#### GIVEN EXERCISE
Exclude the pictures and retype the entries as written.

[Figure content listings]
** begin **
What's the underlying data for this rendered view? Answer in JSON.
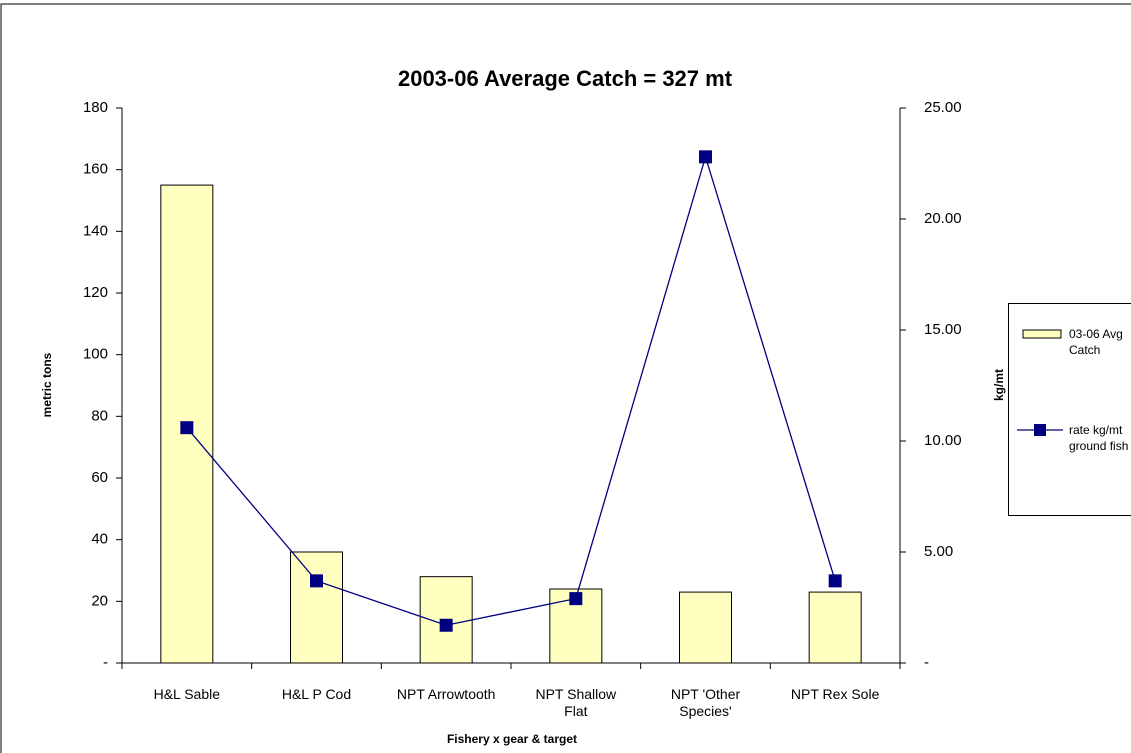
{
  "chart_data": {
    "type": "bar-line",
    "title": "2003-06 Average Catch = 327 mt",
    "x_label": "Fishery x gear & target",
    "y_label": "metric tons",
    "y2_label": "kg/mt",
    "categories": [
      "H&L Sable",
      "H&L P Cod",
      "NPT Arrowtooth",
      "NPT Shallow Flat",
      "NPT 'Other Species'",
      "NPT Rex Sole"
    ],
    "series": [
      {
        "name": "03-06 Avg Catch",
        "type": "bar",
        "color": "#ffffc0",
        "values": [
          155,
          36,
          28,
          24,
          23,
          23
        ]
      },
      {
        "name": "rate kg/mt ground fish",
        "type": "line",
        "axis": "y2",
        "color": "#000080",
        "values": [
          10.6,
          3.7,
          1.7,
          2.9,
          22.8,
          3.7
        ]
      }
    ],
    "ylim": [
      0,
      180
    ],
    "yticks": [
      {
        "value": 0,
        "label": "-"
      },
      20,
      40,
      60,
      80,
      100,
      120,
      140,
      160,
      180
    ],
    "y2lim": [
      0,
      25
    ],
    "y2ticks": [
      {
        "value": 0,
        "label": "-"
      },
      {
        "value": 5,
        "label": "5.00"
      },
      {
        "value": 10,
        "label": "10.00"
      },
      {
        "value": 15,
        "label": "15.00"
      },
      {
        "value": 20,
        "label": "20.00"
      },
      {
        "value": 25,
        "label": "25.00"
      }
    ],
    "grid": false,
    "legend": "right"
  }
}
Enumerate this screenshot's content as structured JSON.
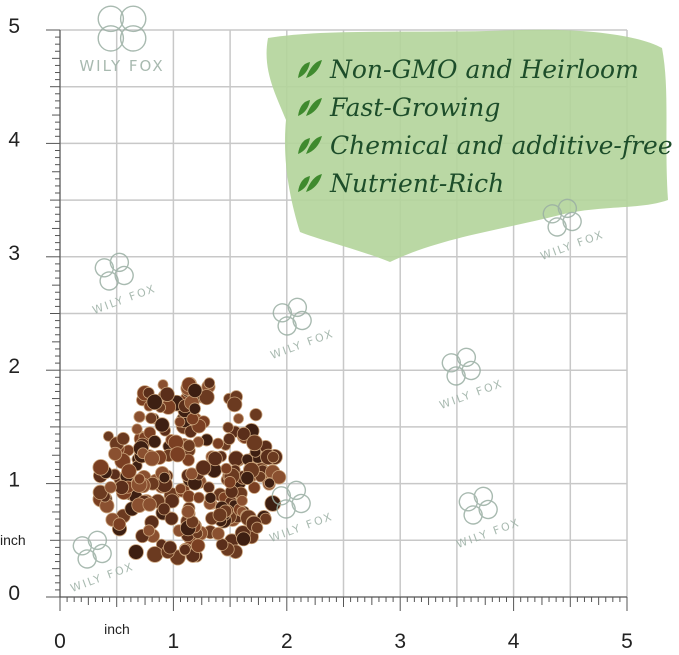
{
  "brand": "WILY FOX",
  "features": [
    "Non-GMO and Heirloom",
    "Fast-Growing",
    "Chemical and additive-free",
    "Nutrient-Rich"
  ],
  "x_ruler": {
    "labels": [
      0,
      1,
      2,
      3,
      4,
      5
    ],
    "unit": "inch"
  },
  "y_ruler": {
    "labels": [
      0,
      1,
      2,
      3,
      4,
      5
    ],
    "unit": "inch"
  }
}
** end **
#### REPLY TO THE TASK
What's the underlying data for this rendered view? Answer in JSON.
{
  "chart_data": {
    "type": "bar-line",
    "title": "2003-06 Average Catch = 327 mt",
    "x_label": "Fishery x gear & target",
    "y_label": "metric tons",
    "y2_label": "kg/mt",
    "categories": [
      "H&L Sable",
      "H&L P Cod",
      "NPT Arrowtooth",
      "NPT Shallow Flat",
      "NPT 'Other Species'",
      "NPT Rex Sole"
    ],
    "series": [
      {
        "name": "03-06 Avg Catch",
        "type": "bar",
        "color": "#ffffc0",
        "values": [
          155,
          36,
          28,
          24,
          23,
          23
        ]
      },
      {
        "name": "rate kg/mt ground fish",
        "type": "line",
        "axis": "y2",
        "color": "#000080",
        "values": [
          10.6,
          3.7,
          1.7,
          2.9,
          22.8,
          3.7
        ]
      }
    ],
    "ylim": [
      0,
      180
    ],
    "yticks": [
      {
        "value": 0,
        "label": "-"
      },
      20,
      40,
      60,
      80,
      100,
      120,
      140,
      160,
      180
    ],
    "y2lim": [
      0,
      25
    ],
    "y2ticks": [
      {
        "value": 0,
        "label": "-"
      },
      {
        "value": 5,
        "label": "5.00"
      },
      {
        "value": 10,
        "label": "10.00"
      },
      {
        "value": 15,
        "label": "15.00"
      },
      {
        "value": 20,
        "label": "20.00"
      },
      {
        "value": 25,
        "label": "25.00"
      }
    ],
    "grid": false,
    "legend": "right"
  }
}
Enumerate this screenshot's content as structured JSON.
{
  "brand": "WILY FOX",
  "features": [
    "Non-GMO and Heirloom",
    "Fast-Growing",
    "Chemical and additive-free",
    "Nutrient-Rich"
  ],
  "x_ruler": {
    "labels": [
      0,
      1,
      2,
      3,
      4,
      5
    ],
    "unit": "inch"
  },
  "y_ruler": {
    "labels": [
      0,
      1,
      2,
      3,
      4,
      5
    ],
    "unit": "inch"
  }
}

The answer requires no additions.